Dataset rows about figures
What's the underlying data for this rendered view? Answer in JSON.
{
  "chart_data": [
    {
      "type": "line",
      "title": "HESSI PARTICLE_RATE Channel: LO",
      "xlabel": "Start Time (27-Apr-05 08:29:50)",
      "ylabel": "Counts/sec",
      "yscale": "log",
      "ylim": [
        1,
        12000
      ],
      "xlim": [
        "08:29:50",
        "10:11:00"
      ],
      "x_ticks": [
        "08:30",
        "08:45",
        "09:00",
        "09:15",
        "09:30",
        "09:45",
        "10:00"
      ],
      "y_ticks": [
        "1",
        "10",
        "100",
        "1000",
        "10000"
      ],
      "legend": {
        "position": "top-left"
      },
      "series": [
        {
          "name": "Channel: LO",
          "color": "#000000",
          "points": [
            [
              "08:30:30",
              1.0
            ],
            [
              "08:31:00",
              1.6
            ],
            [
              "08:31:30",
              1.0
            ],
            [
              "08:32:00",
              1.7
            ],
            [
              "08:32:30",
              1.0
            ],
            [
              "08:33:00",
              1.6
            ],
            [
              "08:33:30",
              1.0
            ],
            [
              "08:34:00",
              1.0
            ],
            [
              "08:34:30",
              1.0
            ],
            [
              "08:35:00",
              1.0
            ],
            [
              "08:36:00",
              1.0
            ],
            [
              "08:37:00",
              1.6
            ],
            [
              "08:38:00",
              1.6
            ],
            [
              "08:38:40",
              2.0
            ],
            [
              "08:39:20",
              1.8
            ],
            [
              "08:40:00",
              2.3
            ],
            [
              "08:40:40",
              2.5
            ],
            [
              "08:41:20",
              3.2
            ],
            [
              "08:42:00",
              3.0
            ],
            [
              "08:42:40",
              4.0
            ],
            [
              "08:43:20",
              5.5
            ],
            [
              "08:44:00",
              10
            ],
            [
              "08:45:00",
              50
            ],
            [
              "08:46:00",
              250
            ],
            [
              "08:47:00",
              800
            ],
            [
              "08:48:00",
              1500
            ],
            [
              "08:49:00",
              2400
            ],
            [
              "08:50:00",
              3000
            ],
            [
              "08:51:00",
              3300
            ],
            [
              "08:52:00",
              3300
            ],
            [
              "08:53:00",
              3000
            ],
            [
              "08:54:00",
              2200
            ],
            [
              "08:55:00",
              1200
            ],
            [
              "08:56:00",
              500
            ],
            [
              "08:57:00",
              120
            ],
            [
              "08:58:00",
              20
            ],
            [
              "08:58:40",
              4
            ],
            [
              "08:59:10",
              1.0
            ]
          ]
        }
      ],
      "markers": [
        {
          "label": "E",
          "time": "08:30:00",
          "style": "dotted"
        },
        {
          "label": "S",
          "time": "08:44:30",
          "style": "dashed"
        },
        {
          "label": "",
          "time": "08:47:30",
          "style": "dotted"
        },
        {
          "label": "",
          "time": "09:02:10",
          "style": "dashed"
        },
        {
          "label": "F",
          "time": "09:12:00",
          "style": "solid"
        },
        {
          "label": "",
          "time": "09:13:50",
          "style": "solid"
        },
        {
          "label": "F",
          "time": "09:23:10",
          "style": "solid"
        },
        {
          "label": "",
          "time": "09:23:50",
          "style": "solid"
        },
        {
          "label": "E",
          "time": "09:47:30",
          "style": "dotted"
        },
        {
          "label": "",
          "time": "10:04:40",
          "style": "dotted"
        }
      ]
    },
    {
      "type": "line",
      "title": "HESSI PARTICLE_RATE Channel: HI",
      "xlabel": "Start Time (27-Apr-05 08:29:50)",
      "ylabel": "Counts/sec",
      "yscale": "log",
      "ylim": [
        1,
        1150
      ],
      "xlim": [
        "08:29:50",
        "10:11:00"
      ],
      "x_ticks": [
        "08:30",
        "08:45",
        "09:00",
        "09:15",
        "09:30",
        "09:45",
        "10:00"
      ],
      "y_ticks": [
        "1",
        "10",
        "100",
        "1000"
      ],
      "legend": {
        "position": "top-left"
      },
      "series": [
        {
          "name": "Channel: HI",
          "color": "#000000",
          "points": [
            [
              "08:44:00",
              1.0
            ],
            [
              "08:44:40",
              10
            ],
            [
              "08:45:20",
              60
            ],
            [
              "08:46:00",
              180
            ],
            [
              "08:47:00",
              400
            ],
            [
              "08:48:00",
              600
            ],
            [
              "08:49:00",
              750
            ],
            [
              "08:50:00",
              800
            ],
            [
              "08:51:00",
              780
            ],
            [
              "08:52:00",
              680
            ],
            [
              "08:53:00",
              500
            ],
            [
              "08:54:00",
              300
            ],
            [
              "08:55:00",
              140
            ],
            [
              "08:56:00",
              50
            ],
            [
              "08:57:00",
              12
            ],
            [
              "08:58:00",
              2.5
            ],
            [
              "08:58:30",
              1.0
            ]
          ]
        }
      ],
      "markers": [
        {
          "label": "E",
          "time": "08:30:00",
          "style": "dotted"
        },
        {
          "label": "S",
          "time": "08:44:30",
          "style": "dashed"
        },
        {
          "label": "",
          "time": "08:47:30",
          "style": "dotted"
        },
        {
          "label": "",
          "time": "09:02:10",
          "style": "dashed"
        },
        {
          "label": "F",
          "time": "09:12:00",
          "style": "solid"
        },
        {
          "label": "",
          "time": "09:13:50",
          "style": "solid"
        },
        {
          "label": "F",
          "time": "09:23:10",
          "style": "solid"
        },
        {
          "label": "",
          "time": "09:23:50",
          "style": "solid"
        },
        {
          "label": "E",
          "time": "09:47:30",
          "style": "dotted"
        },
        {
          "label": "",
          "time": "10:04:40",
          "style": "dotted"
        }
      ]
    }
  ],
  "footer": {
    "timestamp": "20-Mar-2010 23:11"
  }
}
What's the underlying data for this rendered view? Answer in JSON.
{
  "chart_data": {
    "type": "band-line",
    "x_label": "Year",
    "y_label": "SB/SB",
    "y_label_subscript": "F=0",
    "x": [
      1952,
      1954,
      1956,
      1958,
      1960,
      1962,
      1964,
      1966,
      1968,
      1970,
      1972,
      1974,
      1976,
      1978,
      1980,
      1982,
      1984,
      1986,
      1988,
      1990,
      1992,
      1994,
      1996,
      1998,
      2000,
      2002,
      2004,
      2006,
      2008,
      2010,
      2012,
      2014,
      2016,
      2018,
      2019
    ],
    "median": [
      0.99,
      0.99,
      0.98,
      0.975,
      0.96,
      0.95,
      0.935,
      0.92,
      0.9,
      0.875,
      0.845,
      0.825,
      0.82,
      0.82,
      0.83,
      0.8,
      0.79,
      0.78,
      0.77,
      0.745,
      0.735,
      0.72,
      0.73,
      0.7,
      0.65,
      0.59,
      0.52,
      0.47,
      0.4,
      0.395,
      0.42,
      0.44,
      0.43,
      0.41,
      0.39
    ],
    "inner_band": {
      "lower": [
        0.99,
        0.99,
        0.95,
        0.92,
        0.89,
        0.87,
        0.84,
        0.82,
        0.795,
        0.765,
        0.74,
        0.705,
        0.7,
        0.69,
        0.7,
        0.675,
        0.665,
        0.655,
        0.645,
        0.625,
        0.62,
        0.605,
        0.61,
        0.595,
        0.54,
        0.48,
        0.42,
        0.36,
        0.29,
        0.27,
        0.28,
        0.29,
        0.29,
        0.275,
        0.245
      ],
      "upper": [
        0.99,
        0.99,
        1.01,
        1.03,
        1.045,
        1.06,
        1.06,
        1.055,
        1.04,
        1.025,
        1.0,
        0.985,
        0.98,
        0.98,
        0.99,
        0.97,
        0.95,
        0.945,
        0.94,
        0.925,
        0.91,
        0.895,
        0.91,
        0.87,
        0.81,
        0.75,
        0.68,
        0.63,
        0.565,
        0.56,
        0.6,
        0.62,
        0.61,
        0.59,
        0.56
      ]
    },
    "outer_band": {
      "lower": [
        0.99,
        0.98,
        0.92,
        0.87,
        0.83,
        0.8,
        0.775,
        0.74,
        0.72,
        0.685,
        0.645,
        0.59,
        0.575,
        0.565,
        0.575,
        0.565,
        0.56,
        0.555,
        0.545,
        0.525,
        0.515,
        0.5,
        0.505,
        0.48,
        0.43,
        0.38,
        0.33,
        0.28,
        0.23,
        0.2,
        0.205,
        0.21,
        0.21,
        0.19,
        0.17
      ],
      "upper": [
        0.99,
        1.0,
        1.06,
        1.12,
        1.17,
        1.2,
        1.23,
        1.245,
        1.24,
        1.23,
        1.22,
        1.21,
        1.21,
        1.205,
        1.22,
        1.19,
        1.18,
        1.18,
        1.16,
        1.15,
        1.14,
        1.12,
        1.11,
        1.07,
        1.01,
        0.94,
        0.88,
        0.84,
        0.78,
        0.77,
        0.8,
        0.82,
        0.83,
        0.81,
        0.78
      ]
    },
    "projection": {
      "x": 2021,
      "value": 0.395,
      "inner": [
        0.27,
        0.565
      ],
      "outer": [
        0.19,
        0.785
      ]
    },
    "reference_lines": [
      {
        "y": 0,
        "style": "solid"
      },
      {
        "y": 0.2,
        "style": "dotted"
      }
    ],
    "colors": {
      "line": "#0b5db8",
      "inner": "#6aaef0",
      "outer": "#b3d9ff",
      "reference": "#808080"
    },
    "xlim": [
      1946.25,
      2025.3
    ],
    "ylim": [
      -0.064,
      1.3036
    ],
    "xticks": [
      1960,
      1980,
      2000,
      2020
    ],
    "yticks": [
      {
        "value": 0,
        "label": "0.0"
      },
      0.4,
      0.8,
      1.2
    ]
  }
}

WHAT YOU ARE ASKED TO DO — Gather and return every line that holds the string "Channel".

SOLVED EXERCISE —
      "title": "HESSI PARTICLE_RATE Channel: LO",
          "name": "Channel: LO",
      "title": "HESSI PARTICLE_RATE Channel: HI",
          "name": "Channel: HI",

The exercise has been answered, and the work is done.